* _WHAT THE TASK REQUIRES_:
Only the pictures stay out; every record is to be quoted exactly.

↓

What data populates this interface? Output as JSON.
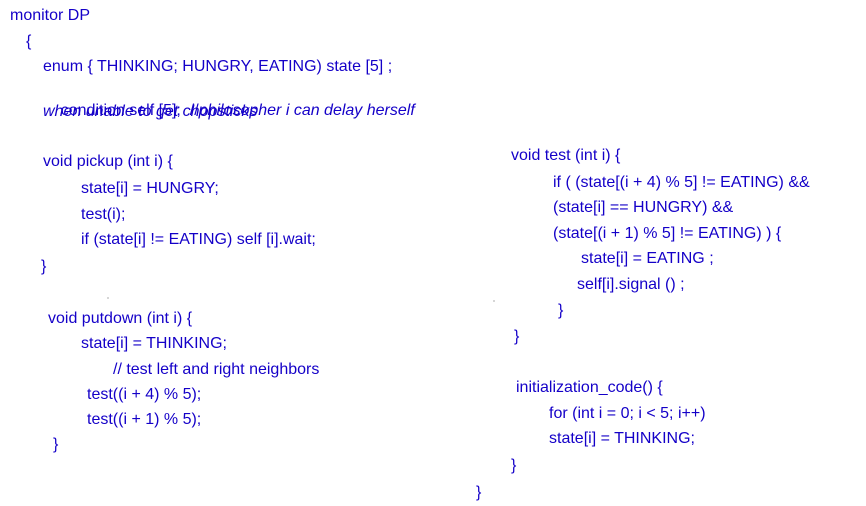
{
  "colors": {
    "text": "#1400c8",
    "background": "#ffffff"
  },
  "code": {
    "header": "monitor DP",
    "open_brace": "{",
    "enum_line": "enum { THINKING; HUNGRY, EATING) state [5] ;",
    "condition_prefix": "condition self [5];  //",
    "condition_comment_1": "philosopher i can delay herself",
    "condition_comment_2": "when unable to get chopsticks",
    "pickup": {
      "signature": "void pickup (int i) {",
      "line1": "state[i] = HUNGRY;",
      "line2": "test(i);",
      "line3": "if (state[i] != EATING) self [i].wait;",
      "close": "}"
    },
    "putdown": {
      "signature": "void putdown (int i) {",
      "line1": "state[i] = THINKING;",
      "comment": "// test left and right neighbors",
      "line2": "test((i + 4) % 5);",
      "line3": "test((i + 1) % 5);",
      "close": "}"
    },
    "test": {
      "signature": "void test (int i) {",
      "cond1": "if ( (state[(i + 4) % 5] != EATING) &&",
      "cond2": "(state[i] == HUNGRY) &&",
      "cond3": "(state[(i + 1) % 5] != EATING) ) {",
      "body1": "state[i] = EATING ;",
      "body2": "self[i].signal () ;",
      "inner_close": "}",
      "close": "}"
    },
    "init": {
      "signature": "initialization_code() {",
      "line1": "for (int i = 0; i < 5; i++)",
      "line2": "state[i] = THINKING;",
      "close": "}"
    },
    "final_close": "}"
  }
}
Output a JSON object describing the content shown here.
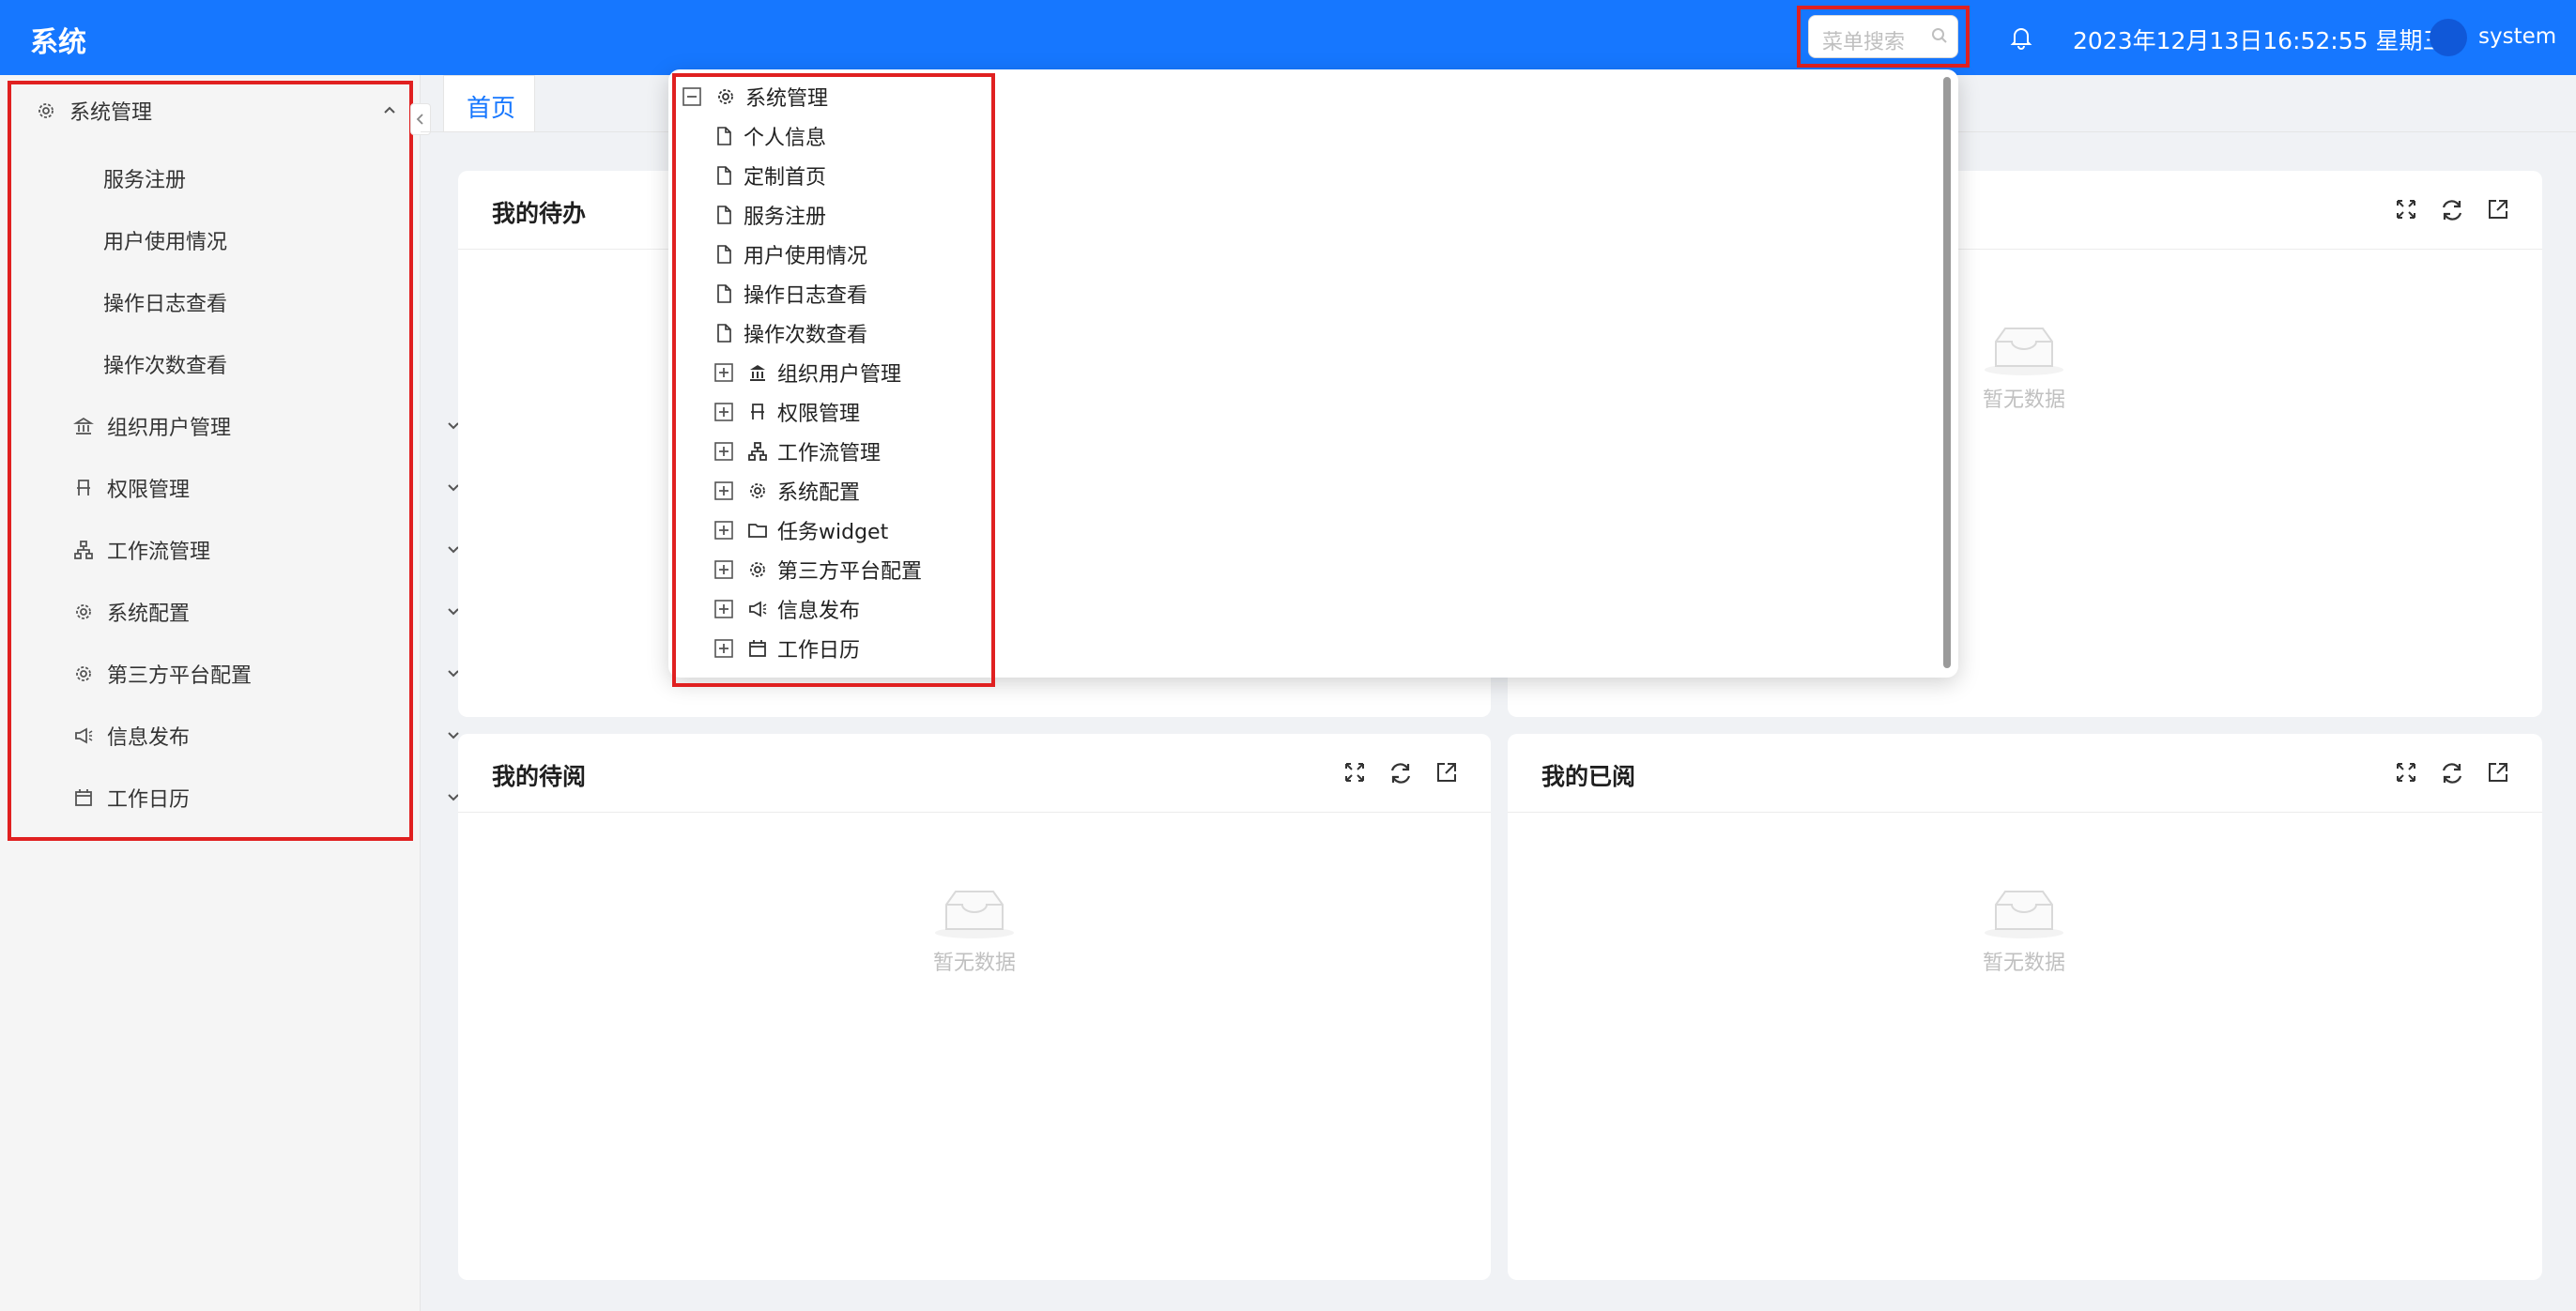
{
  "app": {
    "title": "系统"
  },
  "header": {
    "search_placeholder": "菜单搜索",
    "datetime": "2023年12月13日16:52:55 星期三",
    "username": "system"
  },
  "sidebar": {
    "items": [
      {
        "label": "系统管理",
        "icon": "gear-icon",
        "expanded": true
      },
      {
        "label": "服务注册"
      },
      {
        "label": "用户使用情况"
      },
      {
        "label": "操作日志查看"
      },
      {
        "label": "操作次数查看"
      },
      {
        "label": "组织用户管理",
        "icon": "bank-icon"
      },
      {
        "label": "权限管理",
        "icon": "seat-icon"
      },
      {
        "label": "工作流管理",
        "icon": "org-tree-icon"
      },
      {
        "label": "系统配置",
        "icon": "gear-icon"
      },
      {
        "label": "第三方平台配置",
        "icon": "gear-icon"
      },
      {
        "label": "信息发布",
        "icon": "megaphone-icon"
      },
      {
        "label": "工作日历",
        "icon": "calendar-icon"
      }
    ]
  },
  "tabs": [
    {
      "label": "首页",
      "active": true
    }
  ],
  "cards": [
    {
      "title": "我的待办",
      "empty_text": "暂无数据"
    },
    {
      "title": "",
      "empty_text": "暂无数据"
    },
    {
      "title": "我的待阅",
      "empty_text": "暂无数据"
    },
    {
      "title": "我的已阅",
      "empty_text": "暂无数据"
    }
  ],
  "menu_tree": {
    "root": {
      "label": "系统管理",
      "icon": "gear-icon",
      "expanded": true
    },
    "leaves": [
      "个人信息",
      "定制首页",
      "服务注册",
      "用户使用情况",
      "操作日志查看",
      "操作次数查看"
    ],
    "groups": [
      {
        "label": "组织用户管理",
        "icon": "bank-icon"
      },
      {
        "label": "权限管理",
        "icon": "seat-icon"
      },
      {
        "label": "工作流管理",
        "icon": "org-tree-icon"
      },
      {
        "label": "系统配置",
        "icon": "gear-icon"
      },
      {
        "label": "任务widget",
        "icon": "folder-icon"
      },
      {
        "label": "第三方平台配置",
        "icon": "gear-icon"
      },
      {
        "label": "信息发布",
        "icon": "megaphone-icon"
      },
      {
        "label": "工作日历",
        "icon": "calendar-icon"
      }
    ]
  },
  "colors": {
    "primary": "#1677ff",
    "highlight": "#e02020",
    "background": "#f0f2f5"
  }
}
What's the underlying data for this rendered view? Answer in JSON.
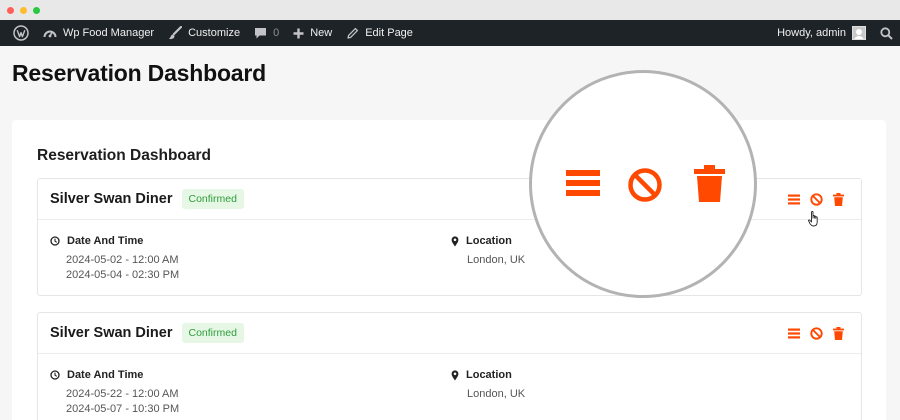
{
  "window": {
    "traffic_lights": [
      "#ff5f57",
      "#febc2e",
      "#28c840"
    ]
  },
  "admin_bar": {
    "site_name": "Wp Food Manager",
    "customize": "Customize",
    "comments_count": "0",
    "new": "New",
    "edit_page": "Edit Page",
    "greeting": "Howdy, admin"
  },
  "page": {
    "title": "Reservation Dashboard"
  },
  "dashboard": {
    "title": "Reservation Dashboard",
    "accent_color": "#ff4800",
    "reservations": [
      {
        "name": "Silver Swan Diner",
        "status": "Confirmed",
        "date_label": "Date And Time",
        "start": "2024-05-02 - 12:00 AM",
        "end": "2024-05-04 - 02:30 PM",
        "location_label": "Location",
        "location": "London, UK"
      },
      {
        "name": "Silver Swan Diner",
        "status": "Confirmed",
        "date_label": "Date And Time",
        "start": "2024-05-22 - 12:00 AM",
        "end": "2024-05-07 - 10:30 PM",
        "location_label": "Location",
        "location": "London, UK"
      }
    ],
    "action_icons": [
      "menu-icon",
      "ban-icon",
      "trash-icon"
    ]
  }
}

↑

* _ANSWER TO THE PROBLEM_:
What data populates this interface? Output as JSON.
{
  "colors": {
    "text": "#1400c8",
    "background": "#ffffff"
  },
  "code": {
    "header": "monitor DP",
    "open_brace": "{",
    "enum_line": "enum { THINKING; HUNGRY, EATING) state [5] ;",
    "condition_prefix": "condition self [5];  //",
    "condition_comment_1": "philosopher i can delay herself",
    "condition_comment_2": "when unable to get chopsticks",
    "pickup": {
      "signature": "void pickup (int i) {",
      "line1": "state[i] = HUNGRY;",
      "line2": "test(i);",
      "line3": "if (state[i] != EATING) self [i].wait;",
      "close": "}"
    },
    "putdown": {
      "signature": "void putdown (int i) {",
      "line1": "state[i] = THINKING;",
      "comment": "// test left and right neighbors",
      "line2": "test((i + 4) % 5);",
      "line3": "test((i + 1) % 5);",
      "close": "}"
    },
    "test": {
      "signature": "void test (int i) {",
      "cond1": "if ( (state[(i + 4) % 5] != EATING) &&",
      "cond2": "(state[i] == HUNGRY) &&",
      "cond3": "(state[(i + 1) % 5] != EATING) ) {",
      "body1": "state[i] = EATING ;",
      "body2": "self[i].signal () ;",
      "inner_close": "}",
      "close": "}"
    },
    "init": {
      "signature": "initialization_code() {",
      "line1": "for (int i = 0; i < 5; i++)",
      "line2": "state[i] = THINKING;",
      "close": "}"
    },
    "final_close": "}"
  }
}
Output a JSON object describing the content shown here.
{
  "app": {
    "title": "系统"
  },
  "header": {
    "search_placeholder": "菜单搜索",
    "datetime": "2023年12月13日16:52:55 星期三",
    "username": "system"
  },
  "sidebar": {
    "items": [
      {
        "label": "系统管理",
        "icon": "gear-icon",
        "expanded": true
      },
      {
        "label": "服务注册"
      },
      {
        "label": "用户使用情况"
      },
      {
        "label": "操作日志查看"
      },
      {
        "label": "操作次数查看"
      },
      {
        "label": "组织用户管理",
        "icon": "bank-icon"
      },
      {
        "label": "权限管理",
        "icon": "seat-icon"
      },
      {
        "label": "工作流管理",
        "icon": "org-tree-icon"
      },
      {
        "label": "系统配置",
        "icon": "gear-icon"
      },
      {
        "label": "第三方平台配置",
        "icon": "gear-icon"
      },
      {
        "label": "信息发布",
        "icon": "megaphone-icon"
      },
      {
        "label": "工作日历",
        "icon": "calendar-icon"
      }
    ]
  },
  "tabs": [
    {
      "label": "首页",
      "active": true
    }
  ],
  "cards": [
    {
      "title": "我的待办",
      "empty_text": "暂无数据"
    },
    {
      "title": "",
      "empty_text": "暂无数据"
    },
    {
      "title": "我的待阅",
      "empty_text": "暂无数据"
    },
    {
      "title": "我的已阅",
      "empty_text": "暂无数据"
    }
  ],
  "menu_tree": {
    "root": {
      "label": "系统管理",
      "icon": "gear-icon",
      "expanded": true
    },
    "leaves": [
      "个人信息",
      "定制首页",
      "服务注册",
      "用户使用情况",
      "操作日志查看",
      "操作次数查看"
    ],
    "groups": [
      {
        "label": "组织用户管理",
        "icon": "bank-icon"
      },
      {
        "label": "权限管理",
        "icon": "seat-icon"
      },
      {
        "label": "工作流管理",
        "icon": "org-tree-icon"
      },
      {
        "label": "系统配置",
        "icon": "gear-icon"
      },
      {
        "label": "任务widget",
        "icon": "folder-icon"
      },
      {
        "label": "第三方平台配置",
        "icon": "gear-icon"
      },
      {
        "label": "信息发布",
        "icon": "megaphone-icon"
      },
      {
        "label": "工作日历",
        "icon": "calendar-icon"
      }
    ]
  },
  "colors": {
    "primary": "#1677ff",
    "highlight": "#e02020",
    "background": "#f0f2f5"
  }
}
What's the underlying data for this rendered view? Answer in JSON.
{
  "window": {
    "traffic_lights": [
      "#ff5f57",
      "#febc2e",
      "#28c840"
    ]
  },
  "admin_bar": {
    "site_name": "Wp Food Manager",
    "customize": "Customize",
    "comments_count": "0",
    "new": "New",
    "edit_page": "Edit Page",
    "greeting": "Howdy, admin"
  },
  "page": {
    "title": "Reservation Dashboard"
  },
  "dashboard": {
    "title": "Reservation Dashboard",
    "accent_color": "#ff4800",
    "reservations": [
      {
        "name": "Silver Swan Diner",
        "status": "Confirmed",
        "date_label": "Date And Time",
        "start": "2024-05-02 - 12:00 AM",
        "end": "2024-05-04 - 02:30 PM",
        "location_label": "Location",
        "location": "London, UK"
      },
      {
        "name": "Silver Swan Diner",
        "status": "Confirmed",
        "date_label": "Date And Time",
        "start": "2024-05-22 - 12:00 AM",
        "end": "2024-05-07 - 10:30 PM",
        "location_label": "Location",
        "location": "London, UK"
      }
    ],
    "action_icons": [
      "menu-icon",
      "ban-icon",
      "trash-icon"
    ]
  }
}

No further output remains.